The records:
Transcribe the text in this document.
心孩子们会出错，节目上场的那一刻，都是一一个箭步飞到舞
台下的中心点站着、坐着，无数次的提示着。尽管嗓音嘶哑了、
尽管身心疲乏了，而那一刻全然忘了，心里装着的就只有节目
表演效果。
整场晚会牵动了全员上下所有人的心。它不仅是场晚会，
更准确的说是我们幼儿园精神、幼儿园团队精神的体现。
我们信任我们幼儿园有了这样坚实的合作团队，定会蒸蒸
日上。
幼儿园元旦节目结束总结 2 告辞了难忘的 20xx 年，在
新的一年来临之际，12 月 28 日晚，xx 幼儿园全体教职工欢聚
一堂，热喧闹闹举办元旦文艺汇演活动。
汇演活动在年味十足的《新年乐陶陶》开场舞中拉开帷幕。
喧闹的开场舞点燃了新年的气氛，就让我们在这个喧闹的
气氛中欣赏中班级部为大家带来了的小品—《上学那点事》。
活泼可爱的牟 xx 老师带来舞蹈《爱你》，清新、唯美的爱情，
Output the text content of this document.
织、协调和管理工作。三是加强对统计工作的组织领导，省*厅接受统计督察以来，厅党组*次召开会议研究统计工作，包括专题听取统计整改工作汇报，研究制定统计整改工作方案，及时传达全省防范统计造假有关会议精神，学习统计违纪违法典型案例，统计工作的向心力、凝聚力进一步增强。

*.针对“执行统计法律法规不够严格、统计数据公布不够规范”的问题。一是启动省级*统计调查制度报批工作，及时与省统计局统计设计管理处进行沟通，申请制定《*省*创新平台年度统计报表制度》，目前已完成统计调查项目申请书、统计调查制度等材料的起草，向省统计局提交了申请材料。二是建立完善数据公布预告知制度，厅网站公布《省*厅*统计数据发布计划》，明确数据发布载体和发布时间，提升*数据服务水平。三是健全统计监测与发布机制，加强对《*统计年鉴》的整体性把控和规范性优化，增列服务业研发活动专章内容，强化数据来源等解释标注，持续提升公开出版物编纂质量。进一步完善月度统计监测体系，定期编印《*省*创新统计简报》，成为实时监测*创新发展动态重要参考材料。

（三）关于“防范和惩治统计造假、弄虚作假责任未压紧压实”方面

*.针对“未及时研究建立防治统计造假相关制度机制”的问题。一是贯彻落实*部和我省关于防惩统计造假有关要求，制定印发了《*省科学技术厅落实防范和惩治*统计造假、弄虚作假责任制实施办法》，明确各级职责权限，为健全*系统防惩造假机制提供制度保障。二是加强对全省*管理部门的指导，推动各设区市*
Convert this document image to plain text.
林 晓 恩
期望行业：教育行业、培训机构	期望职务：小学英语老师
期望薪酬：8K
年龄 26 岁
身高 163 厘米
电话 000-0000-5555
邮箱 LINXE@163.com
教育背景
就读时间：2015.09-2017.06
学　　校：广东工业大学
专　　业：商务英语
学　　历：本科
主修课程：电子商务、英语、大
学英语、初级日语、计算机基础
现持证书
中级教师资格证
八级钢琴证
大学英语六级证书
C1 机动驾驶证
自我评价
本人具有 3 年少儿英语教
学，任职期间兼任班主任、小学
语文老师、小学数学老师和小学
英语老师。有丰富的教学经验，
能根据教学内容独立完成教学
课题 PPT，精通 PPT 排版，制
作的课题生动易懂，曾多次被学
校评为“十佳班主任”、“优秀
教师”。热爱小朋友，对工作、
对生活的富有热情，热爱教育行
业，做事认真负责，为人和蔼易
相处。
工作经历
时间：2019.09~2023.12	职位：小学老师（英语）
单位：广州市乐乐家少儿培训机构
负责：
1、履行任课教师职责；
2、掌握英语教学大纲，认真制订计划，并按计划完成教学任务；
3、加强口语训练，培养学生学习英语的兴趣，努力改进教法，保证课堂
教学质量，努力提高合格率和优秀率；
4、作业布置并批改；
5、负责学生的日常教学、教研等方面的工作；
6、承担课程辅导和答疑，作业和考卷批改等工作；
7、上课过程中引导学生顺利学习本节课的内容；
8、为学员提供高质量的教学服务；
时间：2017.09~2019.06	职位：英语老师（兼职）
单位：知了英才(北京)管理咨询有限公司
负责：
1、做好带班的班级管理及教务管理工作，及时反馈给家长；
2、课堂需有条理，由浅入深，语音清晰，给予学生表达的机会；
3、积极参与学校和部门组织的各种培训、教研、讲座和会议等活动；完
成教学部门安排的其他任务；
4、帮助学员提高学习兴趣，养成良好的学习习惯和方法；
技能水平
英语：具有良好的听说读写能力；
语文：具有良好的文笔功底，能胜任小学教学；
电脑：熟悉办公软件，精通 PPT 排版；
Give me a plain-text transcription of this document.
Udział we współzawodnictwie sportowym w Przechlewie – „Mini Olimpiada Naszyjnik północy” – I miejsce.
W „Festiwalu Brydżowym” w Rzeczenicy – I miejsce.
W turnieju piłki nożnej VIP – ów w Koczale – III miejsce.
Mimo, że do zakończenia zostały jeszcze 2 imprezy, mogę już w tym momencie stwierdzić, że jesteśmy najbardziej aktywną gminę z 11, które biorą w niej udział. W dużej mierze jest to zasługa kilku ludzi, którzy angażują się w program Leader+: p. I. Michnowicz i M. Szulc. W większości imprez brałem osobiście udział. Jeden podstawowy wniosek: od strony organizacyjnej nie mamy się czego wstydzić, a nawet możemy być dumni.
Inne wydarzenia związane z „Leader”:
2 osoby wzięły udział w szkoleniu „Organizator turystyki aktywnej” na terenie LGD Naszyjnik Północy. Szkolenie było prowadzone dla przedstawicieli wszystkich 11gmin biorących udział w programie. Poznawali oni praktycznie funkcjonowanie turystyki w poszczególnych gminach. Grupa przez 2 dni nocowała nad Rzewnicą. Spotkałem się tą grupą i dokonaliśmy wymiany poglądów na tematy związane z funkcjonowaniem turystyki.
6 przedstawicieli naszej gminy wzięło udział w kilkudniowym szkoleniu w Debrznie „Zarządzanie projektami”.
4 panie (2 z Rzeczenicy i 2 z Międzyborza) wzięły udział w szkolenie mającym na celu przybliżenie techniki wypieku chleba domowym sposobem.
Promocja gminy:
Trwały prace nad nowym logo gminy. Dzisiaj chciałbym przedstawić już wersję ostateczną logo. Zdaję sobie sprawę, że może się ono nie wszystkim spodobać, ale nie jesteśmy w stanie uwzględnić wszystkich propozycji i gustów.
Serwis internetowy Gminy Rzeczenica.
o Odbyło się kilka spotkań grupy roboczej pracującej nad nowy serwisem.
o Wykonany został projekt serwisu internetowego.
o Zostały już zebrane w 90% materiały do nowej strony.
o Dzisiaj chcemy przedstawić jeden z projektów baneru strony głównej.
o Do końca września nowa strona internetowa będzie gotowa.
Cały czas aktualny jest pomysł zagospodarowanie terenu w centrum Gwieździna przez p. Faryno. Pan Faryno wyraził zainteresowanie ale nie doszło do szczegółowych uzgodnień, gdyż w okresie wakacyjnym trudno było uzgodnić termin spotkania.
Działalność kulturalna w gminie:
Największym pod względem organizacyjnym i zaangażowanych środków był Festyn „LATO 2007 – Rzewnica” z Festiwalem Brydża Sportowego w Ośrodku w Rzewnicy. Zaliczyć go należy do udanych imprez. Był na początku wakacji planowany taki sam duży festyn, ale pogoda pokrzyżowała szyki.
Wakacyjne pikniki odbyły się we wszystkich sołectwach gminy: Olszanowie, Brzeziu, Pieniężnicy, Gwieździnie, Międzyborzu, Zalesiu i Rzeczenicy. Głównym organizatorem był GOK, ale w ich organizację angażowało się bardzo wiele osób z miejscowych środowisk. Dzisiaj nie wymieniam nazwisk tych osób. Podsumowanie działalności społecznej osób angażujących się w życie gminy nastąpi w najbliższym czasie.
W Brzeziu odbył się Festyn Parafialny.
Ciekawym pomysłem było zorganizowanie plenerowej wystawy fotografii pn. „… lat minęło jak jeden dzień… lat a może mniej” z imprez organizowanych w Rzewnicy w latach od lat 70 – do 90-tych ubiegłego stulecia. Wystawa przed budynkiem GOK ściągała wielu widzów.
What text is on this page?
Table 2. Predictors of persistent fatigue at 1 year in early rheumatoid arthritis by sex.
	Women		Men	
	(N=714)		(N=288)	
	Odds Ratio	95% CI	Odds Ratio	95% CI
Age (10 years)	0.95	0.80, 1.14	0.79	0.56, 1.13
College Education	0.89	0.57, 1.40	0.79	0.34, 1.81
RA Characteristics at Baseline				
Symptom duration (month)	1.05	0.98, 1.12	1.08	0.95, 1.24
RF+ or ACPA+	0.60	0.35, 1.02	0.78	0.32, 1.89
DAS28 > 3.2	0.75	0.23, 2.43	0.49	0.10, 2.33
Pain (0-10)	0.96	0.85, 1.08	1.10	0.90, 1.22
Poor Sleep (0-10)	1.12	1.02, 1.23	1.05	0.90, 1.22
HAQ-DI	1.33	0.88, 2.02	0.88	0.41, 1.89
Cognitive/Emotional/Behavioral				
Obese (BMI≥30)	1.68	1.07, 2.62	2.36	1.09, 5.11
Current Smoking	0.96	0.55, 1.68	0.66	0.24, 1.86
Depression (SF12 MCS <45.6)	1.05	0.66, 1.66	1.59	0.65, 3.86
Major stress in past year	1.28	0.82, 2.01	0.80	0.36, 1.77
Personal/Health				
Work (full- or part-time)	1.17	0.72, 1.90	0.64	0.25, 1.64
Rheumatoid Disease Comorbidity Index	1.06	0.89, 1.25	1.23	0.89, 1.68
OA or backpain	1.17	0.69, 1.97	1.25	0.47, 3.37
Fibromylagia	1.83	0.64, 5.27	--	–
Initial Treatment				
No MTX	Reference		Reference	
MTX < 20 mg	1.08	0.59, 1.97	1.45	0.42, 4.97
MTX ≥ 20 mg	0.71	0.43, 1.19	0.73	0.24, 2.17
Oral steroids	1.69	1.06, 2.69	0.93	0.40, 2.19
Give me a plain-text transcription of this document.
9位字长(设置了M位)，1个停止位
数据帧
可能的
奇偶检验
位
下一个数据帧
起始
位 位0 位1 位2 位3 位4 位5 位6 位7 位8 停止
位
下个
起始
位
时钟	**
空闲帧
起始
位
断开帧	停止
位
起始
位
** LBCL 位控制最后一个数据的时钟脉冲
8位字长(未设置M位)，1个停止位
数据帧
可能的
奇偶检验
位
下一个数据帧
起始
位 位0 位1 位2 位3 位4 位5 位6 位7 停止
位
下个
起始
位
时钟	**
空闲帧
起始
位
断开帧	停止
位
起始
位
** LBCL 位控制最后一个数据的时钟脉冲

Direction:
Scan the listing above and identify each line holding the string "miejsce"; copy every such line.

Task solution:
Udział we współzawodnictwie sportowym w Przechlewie – „Mini Olimpiada Naszyjnik północy” – I miejsce.
W „Festiwalu Brydżowym” w Rzeczenicy – I miejsce.
W turnieju piłki nożnej VIP – ów w Koczale – III miejsce.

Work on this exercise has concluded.